== YOUR INSTRUCTIONS ==
Reproduce the listing below exactly, minus its pictures.

*** Begin section ***

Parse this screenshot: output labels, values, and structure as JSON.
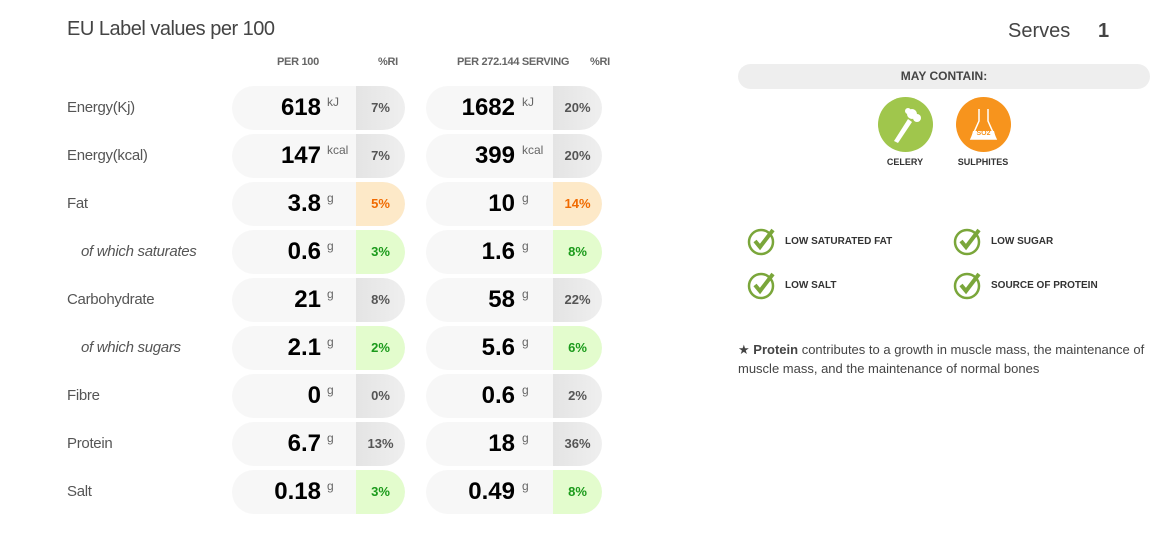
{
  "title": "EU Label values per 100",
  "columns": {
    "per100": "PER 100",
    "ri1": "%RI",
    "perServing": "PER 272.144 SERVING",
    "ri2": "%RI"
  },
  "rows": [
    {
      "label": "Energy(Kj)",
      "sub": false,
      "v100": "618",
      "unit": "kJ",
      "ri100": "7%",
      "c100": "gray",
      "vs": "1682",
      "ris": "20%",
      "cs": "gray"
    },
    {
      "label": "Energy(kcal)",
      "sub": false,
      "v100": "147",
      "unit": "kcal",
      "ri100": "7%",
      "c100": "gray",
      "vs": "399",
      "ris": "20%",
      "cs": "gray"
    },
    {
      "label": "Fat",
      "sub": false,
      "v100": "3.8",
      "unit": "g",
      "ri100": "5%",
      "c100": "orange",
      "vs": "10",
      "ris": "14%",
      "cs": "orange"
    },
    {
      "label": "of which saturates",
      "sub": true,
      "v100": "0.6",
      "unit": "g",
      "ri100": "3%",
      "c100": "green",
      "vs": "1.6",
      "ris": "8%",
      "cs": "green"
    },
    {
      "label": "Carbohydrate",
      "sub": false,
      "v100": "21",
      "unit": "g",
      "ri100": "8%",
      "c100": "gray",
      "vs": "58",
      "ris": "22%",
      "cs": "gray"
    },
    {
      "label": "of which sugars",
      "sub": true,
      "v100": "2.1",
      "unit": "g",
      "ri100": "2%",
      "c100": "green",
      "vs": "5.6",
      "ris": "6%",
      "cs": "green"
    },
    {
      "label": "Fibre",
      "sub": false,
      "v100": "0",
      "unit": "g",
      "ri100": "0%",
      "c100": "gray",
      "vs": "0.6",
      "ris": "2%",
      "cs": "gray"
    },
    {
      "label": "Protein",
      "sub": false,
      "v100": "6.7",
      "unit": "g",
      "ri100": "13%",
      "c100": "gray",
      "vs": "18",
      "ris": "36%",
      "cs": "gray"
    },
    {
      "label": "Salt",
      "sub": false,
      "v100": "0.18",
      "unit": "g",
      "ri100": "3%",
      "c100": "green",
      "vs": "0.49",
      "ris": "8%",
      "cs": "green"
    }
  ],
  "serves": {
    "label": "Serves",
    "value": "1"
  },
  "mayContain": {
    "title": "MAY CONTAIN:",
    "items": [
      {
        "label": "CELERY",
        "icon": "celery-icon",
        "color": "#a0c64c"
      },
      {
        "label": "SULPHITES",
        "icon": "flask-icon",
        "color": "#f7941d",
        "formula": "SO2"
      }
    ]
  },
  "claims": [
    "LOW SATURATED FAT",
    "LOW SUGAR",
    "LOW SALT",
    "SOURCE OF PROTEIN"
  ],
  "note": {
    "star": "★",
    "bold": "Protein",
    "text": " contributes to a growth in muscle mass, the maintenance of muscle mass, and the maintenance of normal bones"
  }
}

*** End section ***

== RESPONSE TO THE EXERCISE ==
Parse this screenshot: output labels, values, and structure as JSON.
{
  "title": "EU Label values per 100",
  "columns": {
    "per100": "PER 100",
    "ri1": "%RI",
    "perServing": "PER 272.144 SERVING",
    "ri2": "%RI"
  },
  "rows": [
    {
      "label": "Energy(Kj)",
      "sub": false,
      "v100": "618",
      "unit": "kJ",
      "ri100": "7%",
      "c100": "gray",
      "vs": "1682",
      "ris": "20%",
      "cs": "gray"
    },
    {
      "label": "Energy(kcal)",
      "sub": false,
      "v100": "147",
      "unit": "kcal",
      "ri100": "7%",
      "c100": "gray",
      "vs": "399",
      "ris": "20%",
      "cs": "gray"
    },
    {
      "label": "Fat",
      "sub": false,
      "v100": "3.8",
      "unit": "g",
      "ri100": "5%",
      "c100": "orange",
      "vs": "10",
      "ris": "14%",
      "cs": "orange"
    },
    {
      "label": "of which saturates",
      "sub": true,
      "v100": "0.6",
      "unit": "g",
      "ri100": "3%",
      "c100": "green",
      "vs": "1.6",
      "ris": "8%",
      "cs": "green"
    },
    {
      "label": "Carbohydrate",
      "sub": false,
      "v100": "21",
      "unit": "g",
      "ri100": "8%",
      "c100": "gray",
      "vs": "58",
      "ris": "22%",
      "cs": "gray"
    },
    {
      "label": "of which sugars",
      "sub": true,
      "v100": "2.1",
      "unit": "g",
      "ri100": "2%",
      "c100": "green",
      "vs": "5.6",
      "ris": "6%",
      "cs": "green"
    },
    {
      "label": "Fibre",
      "sub": false,
      "v100": "0",
      "unit": "g",
      "ri100": "0%",
      "c100": "gray",
      "vs": "0.6",
      "ris": "2%",
      "cs": "gray"
    },
    {
      "label": "Protein",
      "sub": false,
      "v100": "6.7",
      "unit": "g",
      "ri100": "13%",
      "c100": "gray",
      "vs": "18",
      "ris": "36%",
      "cs": "gray"
    },
    {
      "label": "Salt",
      "sub": false,
      "v100": "0.18",
      "unit": "g",
      "ri100": "3%",
      "c100": "green",
      "vs": "0.49",
      "ris": "8%",
      "cs": "green"
    }
  ],
  "serves": {
    "label": "Serves",
    "value": "1"
  },
  "mayContain": {
    "title": "MAY CONTAIN:",
    "items": [
      {
        "label": "CELERY",
        "icon": "celery-icon",
        "color": "#a0c64c"
      },
      {
        "label": "SULPHITES",
        "icon": "flask-icon",
        "color": "#f7941d",
        "formula": "SO2"
      }
    ]
  },
  "claims": [
    "LOW SATURATED FAT",
    "LOW SUGAR",
    "LOW SALT",
    "SOURCE OF PROTEIN"
  ],
  "note": {
    "star": "★",
    "bold": "Protein",
    "text": " contributes to a growth in muscle mass, the maintenance of muscle mass, and the maintenance of normal bones"
  }
}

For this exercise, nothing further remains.